--- Begin EXTRACTED MATERIAL ---

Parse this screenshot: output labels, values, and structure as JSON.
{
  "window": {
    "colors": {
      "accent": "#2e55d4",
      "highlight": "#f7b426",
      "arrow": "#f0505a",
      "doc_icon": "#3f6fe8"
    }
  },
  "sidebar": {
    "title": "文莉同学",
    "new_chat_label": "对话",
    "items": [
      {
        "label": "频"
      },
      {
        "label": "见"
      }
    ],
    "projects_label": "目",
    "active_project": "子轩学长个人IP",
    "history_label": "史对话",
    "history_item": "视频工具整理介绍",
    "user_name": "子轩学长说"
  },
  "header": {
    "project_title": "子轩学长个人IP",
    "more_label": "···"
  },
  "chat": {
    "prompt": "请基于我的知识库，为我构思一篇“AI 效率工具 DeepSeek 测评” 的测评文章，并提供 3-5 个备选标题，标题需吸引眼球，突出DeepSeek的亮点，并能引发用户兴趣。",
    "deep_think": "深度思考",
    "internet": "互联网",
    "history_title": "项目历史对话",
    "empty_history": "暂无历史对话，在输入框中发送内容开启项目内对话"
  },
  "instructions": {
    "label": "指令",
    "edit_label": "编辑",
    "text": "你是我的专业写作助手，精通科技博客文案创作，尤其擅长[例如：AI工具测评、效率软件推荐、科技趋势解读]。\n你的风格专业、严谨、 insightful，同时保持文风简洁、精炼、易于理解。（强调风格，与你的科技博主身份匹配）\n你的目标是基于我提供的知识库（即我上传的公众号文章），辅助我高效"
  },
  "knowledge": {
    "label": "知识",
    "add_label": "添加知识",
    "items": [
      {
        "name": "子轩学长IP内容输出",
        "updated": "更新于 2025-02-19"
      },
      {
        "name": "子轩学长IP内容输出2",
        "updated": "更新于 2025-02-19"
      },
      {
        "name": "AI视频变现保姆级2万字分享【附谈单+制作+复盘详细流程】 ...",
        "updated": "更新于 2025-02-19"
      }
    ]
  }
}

--- End EXTRACTED MATERIAL ---

Single out each line of the records above with the string "子轩学长个人IP" in it, and copy it.

    "active_project": "子轩学长个人IP",
    "project_title": "子轩学长个人IP",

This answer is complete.